Aim
Pull out every line with the word "Федерации" from the entries below.

[begin Given data]

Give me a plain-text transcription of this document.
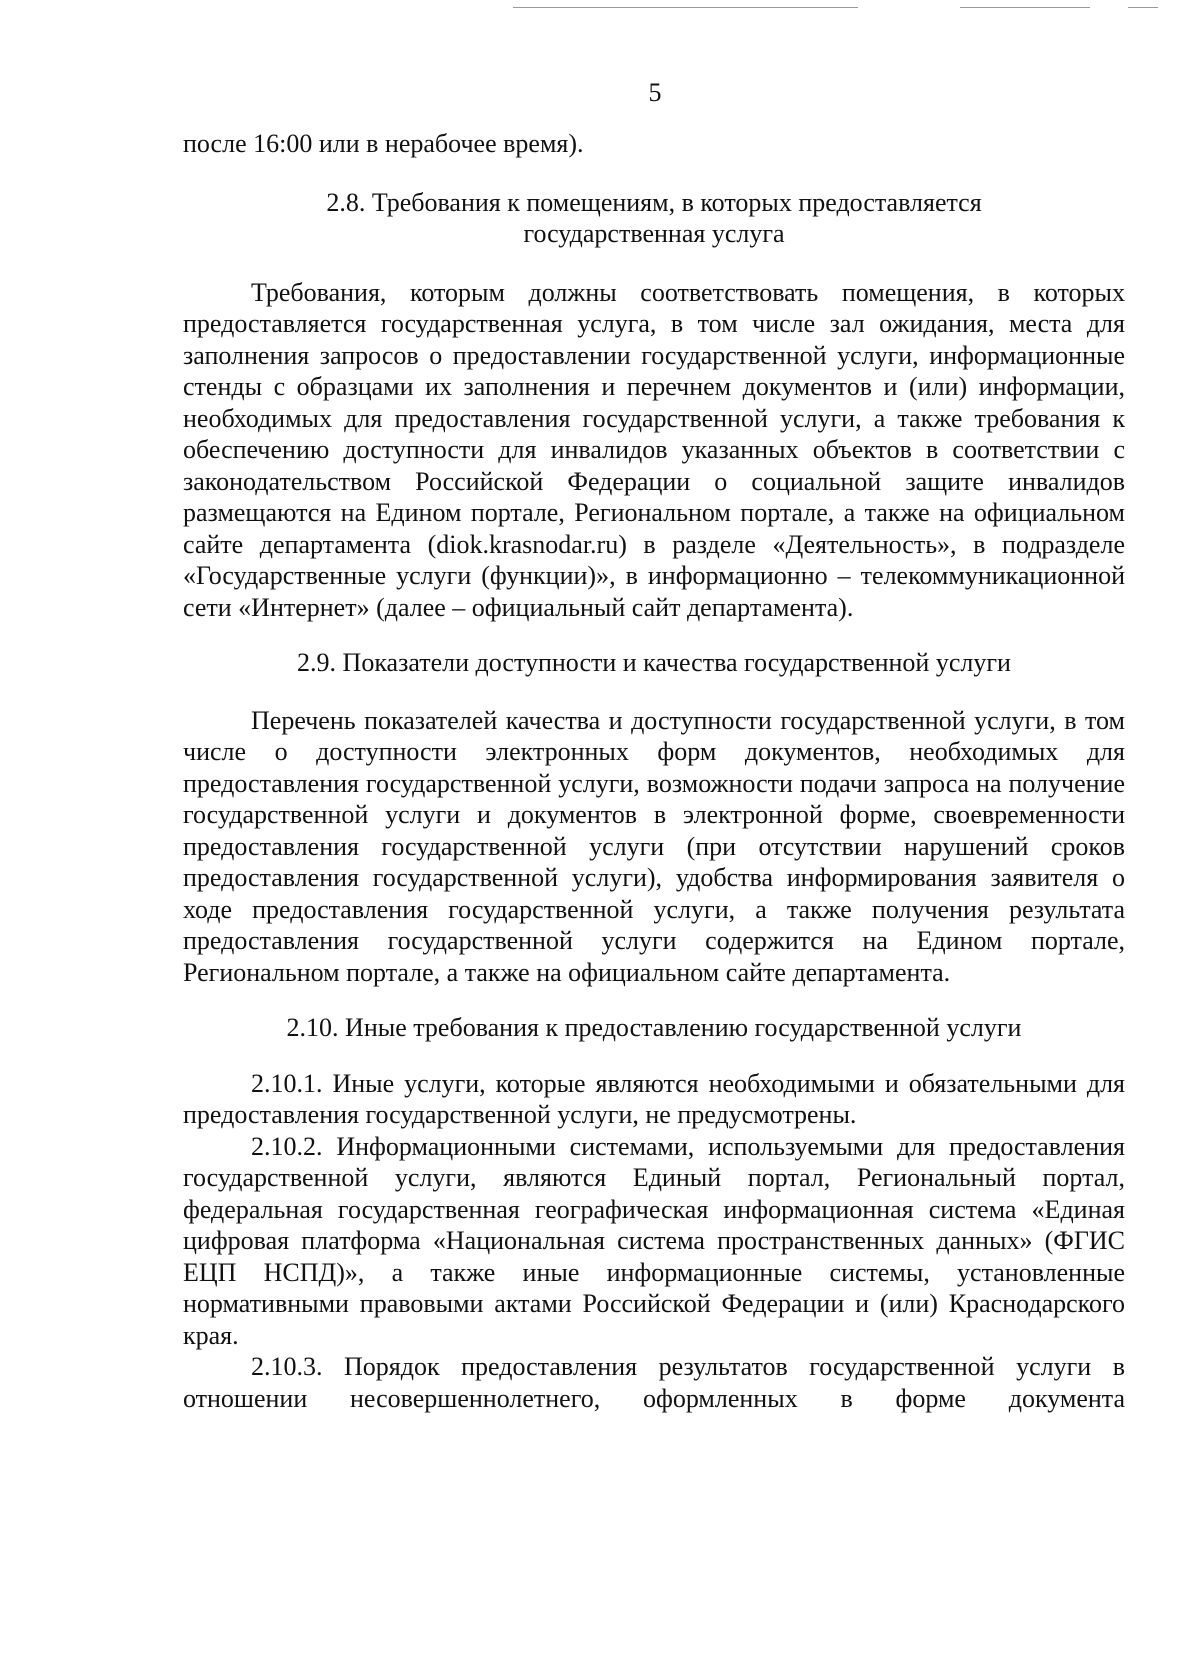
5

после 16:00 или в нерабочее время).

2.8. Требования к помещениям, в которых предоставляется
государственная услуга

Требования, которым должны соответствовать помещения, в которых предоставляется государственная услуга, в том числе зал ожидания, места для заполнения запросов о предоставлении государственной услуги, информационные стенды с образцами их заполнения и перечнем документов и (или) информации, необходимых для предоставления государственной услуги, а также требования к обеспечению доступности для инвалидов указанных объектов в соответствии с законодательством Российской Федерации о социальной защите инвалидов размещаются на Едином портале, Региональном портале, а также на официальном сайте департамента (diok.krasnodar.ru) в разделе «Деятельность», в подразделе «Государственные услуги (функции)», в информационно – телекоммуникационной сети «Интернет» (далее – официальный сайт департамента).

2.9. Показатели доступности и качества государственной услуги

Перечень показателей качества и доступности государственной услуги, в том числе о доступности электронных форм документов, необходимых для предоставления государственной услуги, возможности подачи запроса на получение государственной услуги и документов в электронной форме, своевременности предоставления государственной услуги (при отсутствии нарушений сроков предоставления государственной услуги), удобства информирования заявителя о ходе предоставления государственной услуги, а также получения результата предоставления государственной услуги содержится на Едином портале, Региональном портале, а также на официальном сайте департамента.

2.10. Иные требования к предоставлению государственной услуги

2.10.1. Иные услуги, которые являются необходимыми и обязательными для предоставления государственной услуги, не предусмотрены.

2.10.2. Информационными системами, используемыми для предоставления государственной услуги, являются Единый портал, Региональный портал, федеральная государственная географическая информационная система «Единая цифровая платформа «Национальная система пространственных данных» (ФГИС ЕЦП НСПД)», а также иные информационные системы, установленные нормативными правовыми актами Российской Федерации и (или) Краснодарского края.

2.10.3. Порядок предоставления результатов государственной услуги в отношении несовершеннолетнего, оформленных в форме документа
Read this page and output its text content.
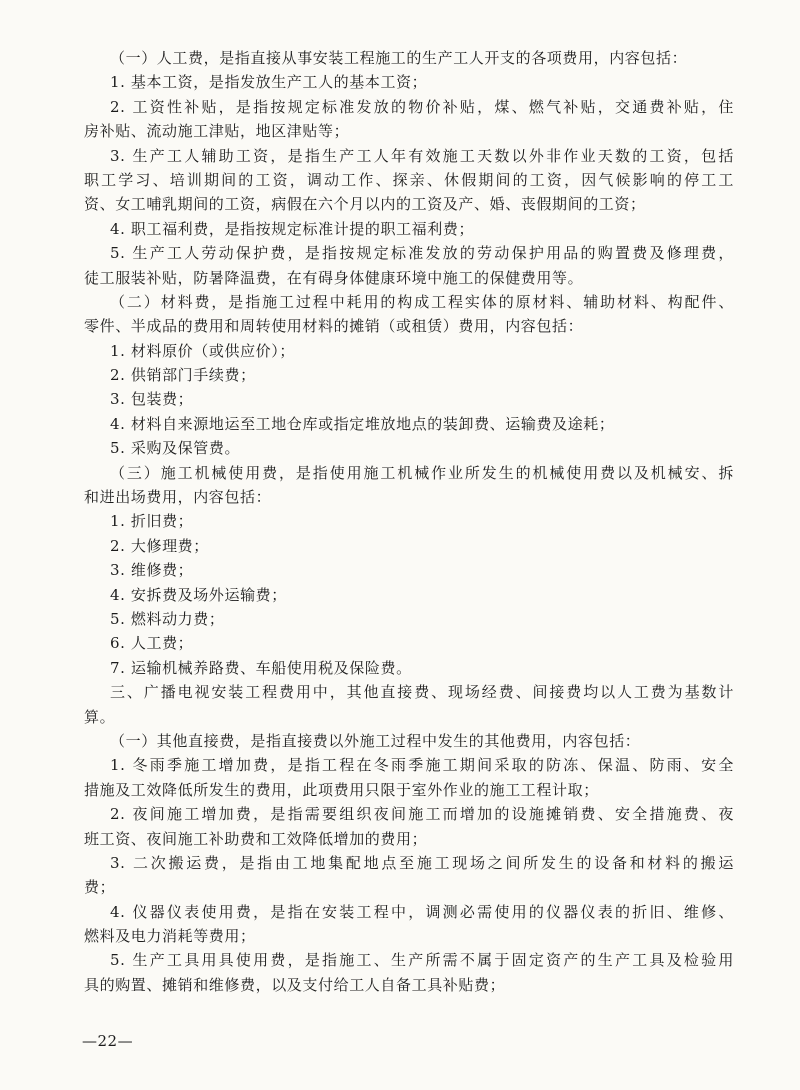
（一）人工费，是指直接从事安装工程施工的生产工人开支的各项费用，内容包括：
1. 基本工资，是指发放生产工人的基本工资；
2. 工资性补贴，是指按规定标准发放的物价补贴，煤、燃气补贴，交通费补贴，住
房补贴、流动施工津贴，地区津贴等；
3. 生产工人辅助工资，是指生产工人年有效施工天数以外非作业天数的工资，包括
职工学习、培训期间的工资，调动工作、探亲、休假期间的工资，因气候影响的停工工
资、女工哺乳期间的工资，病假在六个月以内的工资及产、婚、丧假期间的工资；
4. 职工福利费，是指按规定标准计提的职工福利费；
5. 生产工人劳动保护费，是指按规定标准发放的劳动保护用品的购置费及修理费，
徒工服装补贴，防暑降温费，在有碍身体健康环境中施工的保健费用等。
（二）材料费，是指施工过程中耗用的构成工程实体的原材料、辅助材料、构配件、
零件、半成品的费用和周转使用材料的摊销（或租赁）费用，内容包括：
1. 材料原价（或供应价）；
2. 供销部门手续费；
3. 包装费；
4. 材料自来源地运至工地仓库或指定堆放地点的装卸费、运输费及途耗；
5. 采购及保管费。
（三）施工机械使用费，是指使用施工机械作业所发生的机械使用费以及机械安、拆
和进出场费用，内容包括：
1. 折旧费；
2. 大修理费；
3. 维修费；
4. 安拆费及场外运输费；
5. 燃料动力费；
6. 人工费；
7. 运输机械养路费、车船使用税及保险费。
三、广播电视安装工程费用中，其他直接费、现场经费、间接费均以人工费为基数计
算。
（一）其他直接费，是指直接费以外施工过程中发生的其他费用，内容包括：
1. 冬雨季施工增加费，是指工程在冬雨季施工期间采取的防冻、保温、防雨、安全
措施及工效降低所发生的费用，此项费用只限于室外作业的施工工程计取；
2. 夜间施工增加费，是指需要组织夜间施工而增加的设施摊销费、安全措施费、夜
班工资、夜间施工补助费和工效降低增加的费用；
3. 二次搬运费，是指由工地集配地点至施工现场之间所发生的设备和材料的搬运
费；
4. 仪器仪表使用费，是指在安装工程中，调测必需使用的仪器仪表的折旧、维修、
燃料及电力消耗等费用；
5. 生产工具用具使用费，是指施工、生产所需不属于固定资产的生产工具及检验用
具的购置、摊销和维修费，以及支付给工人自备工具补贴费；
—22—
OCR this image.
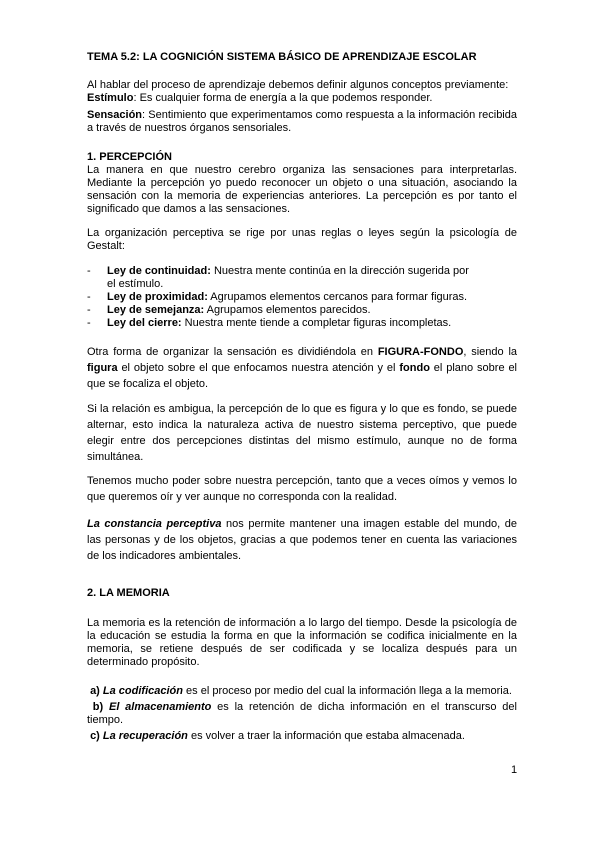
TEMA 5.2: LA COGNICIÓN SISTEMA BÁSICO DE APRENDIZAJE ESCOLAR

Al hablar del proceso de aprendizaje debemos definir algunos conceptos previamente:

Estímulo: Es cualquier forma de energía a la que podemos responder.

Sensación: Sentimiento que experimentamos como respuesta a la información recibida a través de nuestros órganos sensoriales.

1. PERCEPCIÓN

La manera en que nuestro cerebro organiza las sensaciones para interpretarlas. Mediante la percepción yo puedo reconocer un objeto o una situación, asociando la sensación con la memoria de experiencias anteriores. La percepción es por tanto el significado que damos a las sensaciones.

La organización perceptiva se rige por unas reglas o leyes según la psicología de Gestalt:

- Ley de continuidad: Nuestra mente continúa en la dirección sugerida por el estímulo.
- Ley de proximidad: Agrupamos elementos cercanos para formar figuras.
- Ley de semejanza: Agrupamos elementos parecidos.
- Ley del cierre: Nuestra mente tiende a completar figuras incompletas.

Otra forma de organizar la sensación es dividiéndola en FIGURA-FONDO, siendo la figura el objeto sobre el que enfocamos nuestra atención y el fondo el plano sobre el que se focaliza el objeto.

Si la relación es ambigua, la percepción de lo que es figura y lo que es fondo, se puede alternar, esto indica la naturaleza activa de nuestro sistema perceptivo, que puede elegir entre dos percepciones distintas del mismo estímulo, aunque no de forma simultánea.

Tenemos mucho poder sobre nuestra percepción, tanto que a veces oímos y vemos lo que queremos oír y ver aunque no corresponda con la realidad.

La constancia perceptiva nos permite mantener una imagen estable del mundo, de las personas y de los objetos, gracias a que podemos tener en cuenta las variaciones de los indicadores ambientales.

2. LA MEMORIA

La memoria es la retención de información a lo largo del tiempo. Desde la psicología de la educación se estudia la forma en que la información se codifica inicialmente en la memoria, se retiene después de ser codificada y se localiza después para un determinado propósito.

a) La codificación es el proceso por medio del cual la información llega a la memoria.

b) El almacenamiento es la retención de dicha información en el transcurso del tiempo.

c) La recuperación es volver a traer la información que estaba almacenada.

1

[end Given data]

Exercise response
Требования, которым должны соответствовать помещения, в которых предоставляется государственная услуга, в том числе зал ожидания, места для заполнения запросов о предоставлении государственной услуги, информационные стенды с образцами их заполнения и перечнем документов и (или) информации, необходимых для предоставления государственной услуги, а также требования к обеспечению доступности для инвалидов указанных объектов в соответствии с законодательством Российской Федерации о социальной защите инвалидов размещаются на Едином портале, Региональном портале, а также на официальном сайте департамента (diok.krasnodar.ru) в разделе «Деятельность», в подразделе «Государственные услуги (функции)», в информационно – телекоммуникационной сети «Интернет» (далее – официальный сайт департамента).
2.10.2. Информационными системами, используемыми для предоставления государственной услуги, являются Единый портал, Региональный портал, федеральная государственная географическая информационная система «Единая цифровая платформа «Национальная система пространственных данных» (ФГИС ЕЦП НСПД)», а также иные информационные системы, установленные нормативными правовыми актами Российской Федерации и (или) Краснодарского края.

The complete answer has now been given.